:: DATA FOR THE TASK
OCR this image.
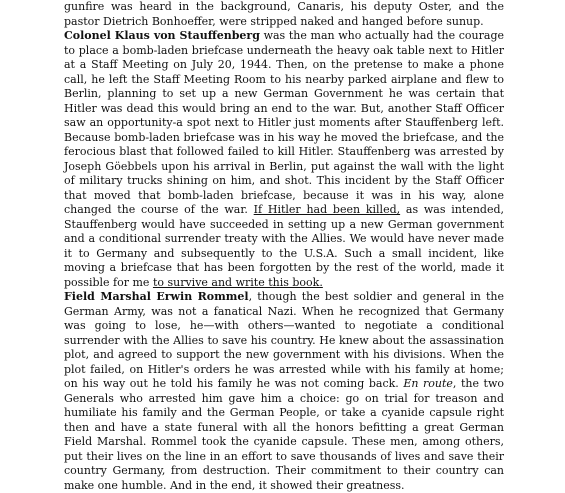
gunfire was heard in the background, Canaris, his deputy Oster, and the pastor Dietrich Bonhoeffer, were stripped naked and hanged before sunup.

Colonel Klaus von Stauffenberg was the man who actually had the courage to place a bomb-laden briefcase underneath the heavy oak table next to Hitler at a Staff Meeting on July 20, 1944. Then, on the pretense to make a phone call, he left the Staff Meeting Room to his nearby parked airplane and flew to Berlin, planning to set up a new German Government he was certain that Hitler was dead this would bring an end to the war. But, another Staff Officer saw an opportunity-a spot next to Hitler just moments after Stauffenberg left. Because bomb-laden briefcase was in his way he moved the briefcase, and the ferocious blast that followed failed to kill Hitler. Stauffenberg was arrested by Joseph Göebbels upon his arrival in Berlin, put against the wall with the light of military trucks shining on him, and shot. This incident by the Staff Officer that moved that bomb-laden briefcase, because it was in his way, alone changed the course of the war. If Hitler had been killed, as was intended, Stauffenberg would have succeeded in setting up a new German government and a conditional surrender treaty with the Allies. We would have never made it to Germany and subsequently to the U.S.A. Such a small incident, like moving a briefcase that has been forgotten by the rest of the world, made it possible for me to survive and write this book.

Field Marshal Erwin Rommel, though the best soldier and general in the German Army, was not a fanatical Nazi. When he recognized that Germany was going to lose, he—with others—wanted to negotiate a conditional surrender with the Allies to save his country. He knew about the assassination plot, and agreed to support the new government with his divisions. When the plot failed, on Hitler's orders he was arrested while with his family at home; on his way out he told his family he was not coming back. En route, the two Generals who arrested him gave him a choice: go on trial for treason and humiliate his family and the German People, or take a cyanide capsule right then and have a state funeral with all the honors befitting a great German Field Marshal. Rommel took the cyanide capsule. These men, among others, put their lives on the line in an effort to save thousands of lives and save their country Germany, from destruction. Their commitment to their country can make one humble. And in the end, it showed their greatness.
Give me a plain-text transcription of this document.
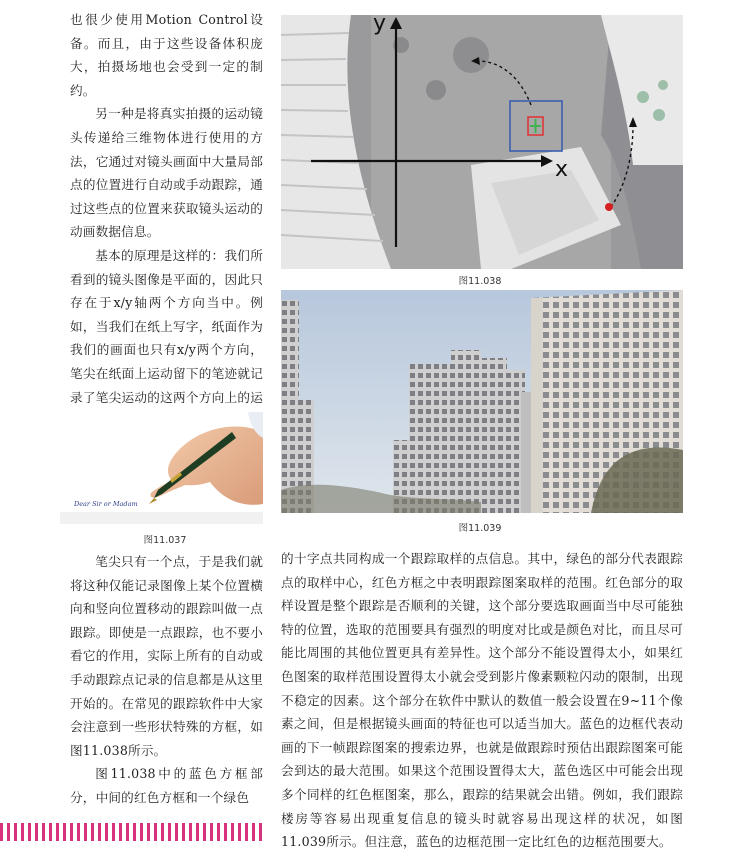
也很少使用Motion Control设备。而且，由于这些设备体积庞大，拍摄场地也会受到一定的制约。

另一种是将真实拍摄的运动镜头传递给三维物体进行使用的方法，它通过对镜头画面中大量局部点的位置进行自动或手动跟踪，通过这些点的位置来获取镜头运动的动画数据信息。

基本的原理是这样的：我们所看到的镜头图像是平面的，因此只存在于x/y轴两个方向当中。例如，当我们在纸上写字，纸面作为我们的画面也只有x/y两个方向，笔尖在纸面上运动留下的笔迹就记录了笔尖运动的这两个方向上的运

Dear Sir or Madam
图11.037

笔尖只有一个点，于是我们就将这种仅能记录图像上某个位置横向和竖向位置移动的跟踪叫做一点跟踪。即使是一点跟踪，也不要小看它的作用，实际上所有的自动或手动跟踪点记录的信息都是从这里开始的。在常见的跟踪软件中大家会注意到一些形状特殊的方框，如图11.038所示。

图11.038中的蓝色方框部分，中间的红色方框和一个绿色

y
x
图11.038
图11.039

的十字点共同构成一个跟踪取样的点信息。其中，绿色的部分代表跟踪点的取样中心，红色方框之中表明跟踪图案取样的范围。红色部分的取样设置是整个跟踪是否顺利的关键，这个部分要选取画面当中尽可能独特的位置，选取的范围要具有强烈的明度对比或是颜色对比，而且尽可能比周围的其他位置更具有差异性。这个部分不能设置得太小，如果红色图案的取样范围设置得太小就会受到影片像素颗粒闪动的限制，出现不稳定的因素。这个部分在软件中默认的数值一般会设置在9~11个像素之间，但是根据镜头画面的特征也可以适当加大。蓝色的边框代表动画的下一帧跟踪图案的搜索边界，也就是做跟踪时预估出跟踪图案可能会到达的最大范围。如果这个范围设置得太大，蓝色选区中可能会出现多个同样的红色框图案，那么，跟踪的结果就会出错。例如，我们跟踪楼房等容易出现重复信息的镜头时就容易出现这样的状况，如图11.039所示。但注意，蓝色的边框范围一定比红色的边框范围要大。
::::
Copy the listing exactly. Any image in it stays out of the copy.

OCR this image.
gunfire was heard in the background, Canaris, his deputy Oster, and the pastor Dietrich Bonhoeffer, were stripped naked and hanged before sunup.

Colonel Klaus von Stauffenberg was the man who actually had the courage to place a bomb-laden briefcase underneath the heavy oak table next to Hitler at a Staff Meeting on July 20, 1944. Then, on the pretense to make a phone call, he left the Staff Meeting Room to his nearby parked airplane and flew to Berlin, planning to set up a new German Government he was certain that Hitler was dead this would bring an end to the war. But, another Staff Officer saw an opportunity-a spot next to Hitler just moments after Stauffenberg left. Because bomb-laden briefcase was in his way he moved the briefcase, and the ferocious blast that followed failed to kill Hitler. Stauffenberg was arrested by Joseph Göebbels upon his arrival in Berlin, put against the wall with the light of military trucks shining on him, and shot. This incident by the Staff Officer that moved that bomb-laden briefcase, because it was in his way, alone changed the course of the war. If Hitler had been killed, as was intended, Stauffenberg would have succeeded in setting up a new German government and a conditional surrender treaty with the Allies. We would have never made it to Germany and subsequently to the U.S.A. Such a small incident, like moving a briefcase that has been forgotten by the rest of the world, made it possible for me to survive and write this book.

Field Marshal Erwin Rommel, though the best soldier and general in the German Army, was not a fanatical Nazi. When he recognized that Germany was going to lose, he—with others—wanted to negotiate a conditional surrender with the Allies to save his country. He knew about the assassination plot, and agreed to support the new government with his divisions. When the plot failed, on Hitler's orders he was arrested while with his family at home; on his way out he told his family he was not coming back. En route, the two Generals who arrested him gave him a choice: go on trial for treason and humiliate his family and the German People, or take a cyanide capsule right then and have a state funeral with all the honors befitting a great German Field Marshal. Rommel took the cyanide capsule. These men, among others, put their lives on the line in an effort to save thousands of lives and save their country Germany, from destruction. Their commitment to their country can make one humble. And in the end, it showed their greatness.
Give me a plain-text transcription of this document.
也很少使用Motion Control设备。而且，由于这些设备体积庞大，拍摄场地也会受到一定的制约。

另一种是将真实拍摄的运动镜头传递给三维物体进行使用的方法，它通过对镜头画面中大量局部点的位置进行自动或手动跟踪，通过这些点的位置来获取镜头运动的动画数据信息。

基本的原理是这样的：我们所看到的镜头图像是平面的，因此只存在于x/y轴两个方向当中。例如，当我们在纸上写字，纸面作为我们的画面也只有x/y两个方向，笔尖在纸面上运动留下的笔迹就记录了笔尖运动的这两个方向上的运

Dear Sir or Madam
图11.037

笔尖只有一个点，于是我们就将这种仅能记录图像上某个位置横向和竖向位置移动的跟踪叫做一点跟踪。即使是一点跟踪，也不要小看它的作用，实际上所有的自动或手动跟踪点记录的信息都是从这里开始的。在常见的跟踪软件中大家会注意到一些形状特殊的方框，如图11.038所示。

图11.038中的蓝色方框部分，中间的红色方框和一个绿色

y
x
图11.038
图11.039

的十字点共同构成一个跟踪取样的点信息。其中，绿色的部分代表跟踪点的取样中心，红色方框之中表明跟踪图案取样的范围。红色部分的取样设置是整个跟踪是否顺利的关键，这个部分要选取画面当中尽可能独特的位置，选取的范围要具有强烈的明度对比或是颜色对比，而且尽可能比周围的其他位置更具有差异性。这个部分不能设置得太小，如果红色图案的取样范围设置得太小就会受到影片像素颗粒闪动的限制，出现不稳定的因素。这个部分在软件中默认的数值一般会设置在9~11个像素之间，但是根据镜头画面的特征也可以适当加大。蓝色的边框代表动画的下一帧跟踪图案的搜索边界，也就是做跟踪时预估出跟踪图案可能会到达的最大范围。如果这个范围设置得太大，蓝色选区中可能会出现多个同样的红色框图案，那么，跟踪的结果就会出错。例如，我们跟踪楼房等容易出现重复信息的镜头时就容易出现这样的状况，如图11.039所示。但注意，蓝色的边框范围一定比红色的边框范围要大。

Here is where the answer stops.